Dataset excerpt
------------------------------------------------------------------------
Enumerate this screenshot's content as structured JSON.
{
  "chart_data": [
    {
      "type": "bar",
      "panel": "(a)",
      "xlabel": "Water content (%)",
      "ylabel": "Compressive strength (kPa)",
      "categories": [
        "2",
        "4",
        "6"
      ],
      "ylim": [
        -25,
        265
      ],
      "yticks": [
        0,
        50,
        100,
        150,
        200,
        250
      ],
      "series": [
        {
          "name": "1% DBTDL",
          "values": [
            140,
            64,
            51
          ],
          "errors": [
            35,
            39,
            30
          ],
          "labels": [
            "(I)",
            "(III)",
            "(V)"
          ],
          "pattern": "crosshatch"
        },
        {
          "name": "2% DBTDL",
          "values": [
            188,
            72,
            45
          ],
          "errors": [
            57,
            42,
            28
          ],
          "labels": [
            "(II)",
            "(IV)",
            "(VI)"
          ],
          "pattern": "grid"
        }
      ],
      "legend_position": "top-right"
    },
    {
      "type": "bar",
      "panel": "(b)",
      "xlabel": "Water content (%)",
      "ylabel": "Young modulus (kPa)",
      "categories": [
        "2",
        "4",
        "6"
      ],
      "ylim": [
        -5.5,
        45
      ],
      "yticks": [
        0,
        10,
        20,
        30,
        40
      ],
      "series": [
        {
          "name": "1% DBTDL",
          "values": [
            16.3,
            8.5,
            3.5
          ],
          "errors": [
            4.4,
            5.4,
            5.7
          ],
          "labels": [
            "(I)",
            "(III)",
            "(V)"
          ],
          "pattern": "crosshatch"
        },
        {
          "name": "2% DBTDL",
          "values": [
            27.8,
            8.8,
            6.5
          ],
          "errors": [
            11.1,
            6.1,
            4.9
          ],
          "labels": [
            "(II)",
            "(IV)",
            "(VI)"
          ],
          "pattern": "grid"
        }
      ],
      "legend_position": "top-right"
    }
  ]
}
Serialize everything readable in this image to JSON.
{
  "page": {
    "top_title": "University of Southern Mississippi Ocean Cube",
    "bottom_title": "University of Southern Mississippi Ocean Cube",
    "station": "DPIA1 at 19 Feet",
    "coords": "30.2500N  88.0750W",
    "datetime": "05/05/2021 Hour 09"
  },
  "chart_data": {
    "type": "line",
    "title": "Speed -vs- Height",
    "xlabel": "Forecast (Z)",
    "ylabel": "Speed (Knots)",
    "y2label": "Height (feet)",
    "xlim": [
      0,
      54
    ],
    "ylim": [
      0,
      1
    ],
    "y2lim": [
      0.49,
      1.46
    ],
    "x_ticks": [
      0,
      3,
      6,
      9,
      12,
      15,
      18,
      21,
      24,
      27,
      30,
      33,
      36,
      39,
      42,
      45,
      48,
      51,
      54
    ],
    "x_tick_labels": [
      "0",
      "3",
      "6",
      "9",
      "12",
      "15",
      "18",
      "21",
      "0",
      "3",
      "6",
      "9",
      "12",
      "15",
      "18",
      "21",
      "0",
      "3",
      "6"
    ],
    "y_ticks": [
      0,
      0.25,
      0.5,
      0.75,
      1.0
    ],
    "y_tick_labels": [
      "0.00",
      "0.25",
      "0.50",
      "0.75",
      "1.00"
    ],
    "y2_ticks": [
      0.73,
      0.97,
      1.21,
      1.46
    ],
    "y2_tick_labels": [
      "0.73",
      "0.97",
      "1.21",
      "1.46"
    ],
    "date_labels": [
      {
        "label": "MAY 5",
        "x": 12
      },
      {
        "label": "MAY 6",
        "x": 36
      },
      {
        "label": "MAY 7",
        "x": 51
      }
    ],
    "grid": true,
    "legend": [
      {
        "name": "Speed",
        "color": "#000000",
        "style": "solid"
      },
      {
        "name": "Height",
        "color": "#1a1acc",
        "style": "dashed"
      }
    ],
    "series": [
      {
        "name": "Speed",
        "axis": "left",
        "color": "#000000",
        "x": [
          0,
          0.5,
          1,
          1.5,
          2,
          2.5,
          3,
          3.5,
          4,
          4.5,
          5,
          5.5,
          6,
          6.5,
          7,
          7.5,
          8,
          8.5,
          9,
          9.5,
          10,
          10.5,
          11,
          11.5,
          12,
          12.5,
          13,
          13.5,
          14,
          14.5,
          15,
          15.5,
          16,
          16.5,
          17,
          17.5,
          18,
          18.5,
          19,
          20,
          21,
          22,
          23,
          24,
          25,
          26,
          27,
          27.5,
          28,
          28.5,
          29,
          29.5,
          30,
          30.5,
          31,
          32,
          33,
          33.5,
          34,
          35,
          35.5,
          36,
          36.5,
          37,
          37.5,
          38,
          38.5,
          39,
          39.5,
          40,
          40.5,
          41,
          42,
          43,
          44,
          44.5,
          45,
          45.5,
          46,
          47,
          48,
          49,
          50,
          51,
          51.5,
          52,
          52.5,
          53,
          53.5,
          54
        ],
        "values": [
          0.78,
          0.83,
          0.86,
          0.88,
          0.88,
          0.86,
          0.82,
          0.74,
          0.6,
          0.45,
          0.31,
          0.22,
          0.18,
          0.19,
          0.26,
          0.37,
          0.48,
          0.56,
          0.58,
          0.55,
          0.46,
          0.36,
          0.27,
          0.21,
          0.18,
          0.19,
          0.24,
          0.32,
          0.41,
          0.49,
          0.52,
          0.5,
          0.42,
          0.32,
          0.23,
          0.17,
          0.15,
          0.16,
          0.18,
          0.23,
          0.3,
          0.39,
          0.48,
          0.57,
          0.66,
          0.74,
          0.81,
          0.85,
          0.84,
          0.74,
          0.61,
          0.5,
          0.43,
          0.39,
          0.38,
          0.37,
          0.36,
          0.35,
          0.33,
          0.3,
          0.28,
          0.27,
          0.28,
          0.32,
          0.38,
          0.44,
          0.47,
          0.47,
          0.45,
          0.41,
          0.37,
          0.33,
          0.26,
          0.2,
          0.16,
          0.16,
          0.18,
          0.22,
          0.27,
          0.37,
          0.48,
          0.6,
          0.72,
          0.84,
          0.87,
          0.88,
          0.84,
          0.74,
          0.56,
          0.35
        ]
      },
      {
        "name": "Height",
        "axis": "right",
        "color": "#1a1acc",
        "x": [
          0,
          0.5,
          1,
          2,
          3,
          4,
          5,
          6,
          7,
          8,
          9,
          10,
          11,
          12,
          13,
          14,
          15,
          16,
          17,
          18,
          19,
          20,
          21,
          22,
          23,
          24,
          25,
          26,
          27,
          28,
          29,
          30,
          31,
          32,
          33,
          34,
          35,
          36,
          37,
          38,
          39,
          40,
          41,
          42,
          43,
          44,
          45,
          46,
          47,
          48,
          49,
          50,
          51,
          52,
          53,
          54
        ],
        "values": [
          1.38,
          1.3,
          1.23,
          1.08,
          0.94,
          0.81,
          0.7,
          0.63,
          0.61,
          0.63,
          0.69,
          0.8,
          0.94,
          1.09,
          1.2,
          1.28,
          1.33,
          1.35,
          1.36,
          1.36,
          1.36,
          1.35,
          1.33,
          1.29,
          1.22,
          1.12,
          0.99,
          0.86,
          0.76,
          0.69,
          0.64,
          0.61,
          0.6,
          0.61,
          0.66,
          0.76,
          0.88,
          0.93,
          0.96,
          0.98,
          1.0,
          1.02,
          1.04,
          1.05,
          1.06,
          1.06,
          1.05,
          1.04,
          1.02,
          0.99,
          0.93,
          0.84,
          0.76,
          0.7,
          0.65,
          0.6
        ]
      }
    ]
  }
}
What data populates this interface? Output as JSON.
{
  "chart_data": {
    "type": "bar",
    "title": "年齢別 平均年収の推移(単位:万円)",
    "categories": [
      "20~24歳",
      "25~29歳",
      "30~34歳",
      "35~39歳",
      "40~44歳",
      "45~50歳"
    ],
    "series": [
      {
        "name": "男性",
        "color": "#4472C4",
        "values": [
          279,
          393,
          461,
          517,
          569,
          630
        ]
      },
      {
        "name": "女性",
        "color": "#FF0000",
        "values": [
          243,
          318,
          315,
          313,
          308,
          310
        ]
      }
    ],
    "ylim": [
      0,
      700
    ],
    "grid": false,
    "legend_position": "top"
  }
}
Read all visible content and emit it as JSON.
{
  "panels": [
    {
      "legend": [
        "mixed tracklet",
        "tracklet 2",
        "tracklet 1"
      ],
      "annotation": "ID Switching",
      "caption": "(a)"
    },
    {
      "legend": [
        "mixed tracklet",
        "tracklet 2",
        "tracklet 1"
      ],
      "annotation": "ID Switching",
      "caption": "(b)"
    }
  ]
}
------------------------------------------------------------------------
*Exercise*
Go through the preceding material and copy each line that has the word "JSON".

*Exercise answer*
Enumerate this screenshot's content as structured JSON.
Serialize everything readable in this image to JSON.
What data populates this interface? Output as JSON.
Read all visible content and emit it as JSON.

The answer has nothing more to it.